-- start --

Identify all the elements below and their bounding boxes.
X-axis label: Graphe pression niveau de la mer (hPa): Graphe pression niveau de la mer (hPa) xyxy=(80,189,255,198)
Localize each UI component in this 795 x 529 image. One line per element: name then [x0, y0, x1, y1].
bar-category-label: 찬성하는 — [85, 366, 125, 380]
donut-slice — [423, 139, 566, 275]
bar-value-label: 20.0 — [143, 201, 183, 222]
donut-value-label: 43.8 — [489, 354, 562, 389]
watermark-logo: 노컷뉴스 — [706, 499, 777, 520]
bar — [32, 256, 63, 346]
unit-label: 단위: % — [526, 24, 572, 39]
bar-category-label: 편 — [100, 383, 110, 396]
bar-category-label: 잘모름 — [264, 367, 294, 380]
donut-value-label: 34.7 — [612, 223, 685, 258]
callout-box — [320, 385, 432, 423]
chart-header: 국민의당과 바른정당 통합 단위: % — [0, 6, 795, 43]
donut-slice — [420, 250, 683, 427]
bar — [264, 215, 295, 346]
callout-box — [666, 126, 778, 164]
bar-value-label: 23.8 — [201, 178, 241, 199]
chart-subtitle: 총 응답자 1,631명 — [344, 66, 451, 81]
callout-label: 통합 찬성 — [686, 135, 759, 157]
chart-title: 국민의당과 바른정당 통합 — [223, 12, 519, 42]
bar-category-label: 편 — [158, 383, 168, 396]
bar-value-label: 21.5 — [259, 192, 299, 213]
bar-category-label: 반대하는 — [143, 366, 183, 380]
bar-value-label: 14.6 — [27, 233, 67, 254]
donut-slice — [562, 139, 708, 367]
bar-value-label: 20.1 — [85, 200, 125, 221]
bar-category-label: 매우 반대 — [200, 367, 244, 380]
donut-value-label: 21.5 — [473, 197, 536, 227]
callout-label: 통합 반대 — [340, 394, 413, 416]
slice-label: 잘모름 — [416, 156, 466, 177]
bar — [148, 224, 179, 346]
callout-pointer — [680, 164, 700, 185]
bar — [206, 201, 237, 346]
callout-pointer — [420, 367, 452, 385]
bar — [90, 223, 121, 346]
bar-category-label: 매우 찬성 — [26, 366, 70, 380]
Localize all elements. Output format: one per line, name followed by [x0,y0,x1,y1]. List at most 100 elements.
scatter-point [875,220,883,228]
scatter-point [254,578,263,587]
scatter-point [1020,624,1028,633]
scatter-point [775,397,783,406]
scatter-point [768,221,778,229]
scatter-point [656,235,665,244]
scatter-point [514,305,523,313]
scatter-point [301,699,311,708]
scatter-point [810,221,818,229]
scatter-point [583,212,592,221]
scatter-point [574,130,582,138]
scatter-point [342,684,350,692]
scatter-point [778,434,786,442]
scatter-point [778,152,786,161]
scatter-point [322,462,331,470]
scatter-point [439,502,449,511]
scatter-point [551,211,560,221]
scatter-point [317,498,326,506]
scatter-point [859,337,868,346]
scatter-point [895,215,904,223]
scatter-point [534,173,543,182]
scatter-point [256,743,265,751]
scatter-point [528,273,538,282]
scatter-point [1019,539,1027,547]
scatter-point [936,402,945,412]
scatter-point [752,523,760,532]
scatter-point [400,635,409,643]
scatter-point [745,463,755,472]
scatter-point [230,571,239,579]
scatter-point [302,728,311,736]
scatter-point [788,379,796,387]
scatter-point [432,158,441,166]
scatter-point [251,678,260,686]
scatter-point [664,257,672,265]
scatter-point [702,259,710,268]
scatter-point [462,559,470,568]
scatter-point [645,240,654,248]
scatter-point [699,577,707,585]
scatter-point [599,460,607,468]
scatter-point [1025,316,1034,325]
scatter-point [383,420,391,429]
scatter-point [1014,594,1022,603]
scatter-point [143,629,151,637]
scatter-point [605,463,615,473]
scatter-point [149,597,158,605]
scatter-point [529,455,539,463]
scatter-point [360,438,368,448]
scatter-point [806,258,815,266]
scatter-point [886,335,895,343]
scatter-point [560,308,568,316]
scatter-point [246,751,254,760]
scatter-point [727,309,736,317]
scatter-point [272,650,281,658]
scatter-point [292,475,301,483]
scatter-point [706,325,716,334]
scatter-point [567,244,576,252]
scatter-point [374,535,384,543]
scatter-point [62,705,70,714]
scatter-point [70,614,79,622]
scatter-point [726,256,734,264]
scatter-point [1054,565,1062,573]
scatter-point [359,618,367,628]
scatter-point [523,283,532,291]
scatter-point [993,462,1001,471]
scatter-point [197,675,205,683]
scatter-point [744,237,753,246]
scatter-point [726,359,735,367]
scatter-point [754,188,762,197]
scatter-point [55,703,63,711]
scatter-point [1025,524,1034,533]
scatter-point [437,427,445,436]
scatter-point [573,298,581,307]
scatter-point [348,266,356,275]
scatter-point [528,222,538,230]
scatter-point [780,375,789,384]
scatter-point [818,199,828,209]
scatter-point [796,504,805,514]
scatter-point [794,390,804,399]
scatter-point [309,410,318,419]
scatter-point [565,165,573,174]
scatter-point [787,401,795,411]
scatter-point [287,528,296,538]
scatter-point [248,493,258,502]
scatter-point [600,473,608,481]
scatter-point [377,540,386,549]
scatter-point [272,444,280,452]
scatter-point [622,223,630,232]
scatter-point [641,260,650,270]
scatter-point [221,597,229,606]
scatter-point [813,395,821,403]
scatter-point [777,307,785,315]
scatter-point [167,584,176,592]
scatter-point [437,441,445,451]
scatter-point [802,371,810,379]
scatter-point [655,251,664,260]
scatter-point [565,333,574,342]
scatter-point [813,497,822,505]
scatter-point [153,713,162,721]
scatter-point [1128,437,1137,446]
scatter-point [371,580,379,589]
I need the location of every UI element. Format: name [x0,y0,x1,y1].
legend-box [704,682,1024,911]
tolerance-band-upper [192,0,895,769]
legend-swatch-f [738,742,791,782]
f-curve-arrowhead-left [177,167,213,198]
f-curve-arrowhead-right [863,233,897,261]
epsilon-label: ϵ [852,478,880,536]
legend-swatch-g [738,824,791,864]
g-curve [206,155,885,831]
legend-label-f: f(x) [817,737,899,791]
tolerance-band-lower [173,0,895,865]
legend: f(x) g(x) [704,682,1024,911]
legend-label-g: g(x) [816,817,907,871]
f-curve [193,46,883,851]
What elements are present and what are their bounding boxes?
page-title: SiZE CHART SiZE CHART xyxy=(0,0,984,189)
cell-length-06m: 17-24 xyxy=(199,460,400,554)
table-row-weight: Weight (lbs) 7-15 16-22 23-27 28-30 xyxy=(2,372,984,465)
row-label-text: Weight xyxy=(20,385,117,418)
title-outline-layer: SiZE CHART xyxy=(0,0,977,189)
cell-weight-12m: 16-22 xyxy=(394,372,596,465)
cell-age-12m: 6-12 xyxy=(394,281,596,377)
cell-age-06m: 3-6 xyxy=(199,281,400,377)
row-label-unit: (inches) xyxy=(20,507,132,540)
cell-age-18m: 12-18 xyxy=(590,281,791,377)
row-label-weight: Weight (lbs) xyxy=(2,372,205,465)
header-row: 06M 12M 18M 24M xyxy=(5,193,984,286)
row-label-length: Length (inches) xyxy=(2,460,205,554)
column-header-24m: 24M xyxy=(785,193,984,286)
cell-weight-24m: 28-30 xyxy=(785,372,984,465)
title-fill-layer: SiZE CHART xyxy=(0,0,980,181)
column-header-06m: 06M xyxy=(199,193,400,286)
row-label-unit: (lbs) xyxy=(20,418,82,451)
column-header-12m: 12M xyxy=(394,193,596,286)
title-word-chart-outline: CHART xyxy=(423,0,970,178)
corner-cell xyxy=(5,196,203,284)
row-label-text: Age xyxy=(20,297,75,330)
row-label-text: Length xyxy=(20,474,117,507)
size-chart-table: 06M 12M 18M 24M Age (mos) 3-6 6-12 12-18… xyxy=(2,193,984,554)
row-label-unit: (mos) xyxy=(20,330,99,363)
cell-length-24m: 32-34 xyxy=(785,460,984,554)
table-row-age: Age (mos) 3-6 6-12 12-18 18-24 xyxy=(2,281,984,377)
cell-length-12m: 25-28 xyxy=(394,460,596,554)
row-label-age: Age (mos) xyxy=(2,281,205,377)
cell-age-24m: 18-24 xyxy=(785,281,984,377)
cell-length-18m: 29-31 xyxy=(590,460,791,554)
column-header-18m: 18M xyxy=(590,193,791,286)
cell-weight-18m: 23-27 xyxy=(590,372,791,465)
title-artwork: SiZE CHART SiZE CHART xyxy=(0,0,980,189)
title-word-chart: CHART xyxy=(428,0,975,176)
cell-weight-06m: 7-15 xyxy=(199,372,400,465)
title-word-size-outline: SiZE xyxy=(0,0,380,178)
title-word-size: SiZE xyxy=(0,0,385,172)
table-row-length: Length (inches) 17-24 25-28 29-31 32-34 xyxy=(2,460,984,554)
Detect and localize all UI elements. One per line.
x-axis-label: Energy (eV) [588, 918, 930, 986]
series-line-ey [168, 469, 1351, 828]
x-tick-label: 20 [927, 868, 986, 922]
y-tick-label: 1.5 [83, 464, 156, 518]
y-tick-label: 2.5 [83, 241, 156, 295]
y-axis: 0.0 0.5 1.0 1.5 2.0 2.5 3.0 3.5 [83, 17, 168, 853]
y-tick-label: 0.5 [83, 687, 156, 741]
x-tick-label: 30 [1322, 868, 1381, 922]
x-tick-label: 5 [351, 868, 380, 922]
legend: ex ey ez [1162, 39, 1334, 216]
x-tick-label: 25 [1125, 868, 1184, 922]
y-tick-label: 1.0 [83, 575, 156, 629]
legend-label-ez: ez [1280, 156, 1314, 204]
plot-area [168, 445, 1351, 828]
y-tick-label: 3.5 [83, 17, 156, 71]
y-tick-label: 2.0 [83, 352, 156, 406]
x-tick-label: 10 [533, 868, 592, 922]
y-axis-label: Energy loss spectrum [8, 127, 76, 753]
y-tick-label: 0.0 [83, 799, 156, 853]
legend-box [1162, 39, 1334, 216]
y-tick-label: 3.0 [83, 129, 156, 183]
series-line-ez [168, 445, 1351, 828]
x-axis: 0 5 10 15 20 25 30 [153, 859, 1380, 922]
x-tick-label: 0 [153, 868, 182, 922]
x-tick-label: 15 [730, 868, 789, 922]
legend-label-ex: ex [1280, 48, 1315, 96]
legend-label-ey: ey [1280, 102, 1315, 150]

-- end --

Reproduce verbatim the portion of the data that runs from its first line through the line containing "donut-value-label: 34.7 —", with both of those lines included.

Identify all the elements below and their bounding boxes.
X-axis label: Graphe pression niveau de la mer (hPa): Graphe pression niveau de la mer (hPa) xyxy=(80,189,255,198)
Localize each UI component in this 795 x 529 image. One line per element: name then [x0, y0, x1, y1].
bar-category-label: 찬성하는 — [85, 366, 125, 380]
donut-slice — [423, 139, 566, 275]
bar-value-label: 20.0 — [143, 201, 183, 222]
donut-value-label: 43.8 — [489, 354, 562, 389]
watermark-logo: 노컷뉴스 — [706, 499, 777, 520]
bar — [32, 256, 63, 346]
unit-label: 단위: % — [526, 24, 572, 39]
bar-category-label: 편 — [100, 383, 110, 396]
bar-category-label: 잘모름 — [264, 367, 294, 380]
donut-value-label: 34.7 — [612, 223, 685, 258]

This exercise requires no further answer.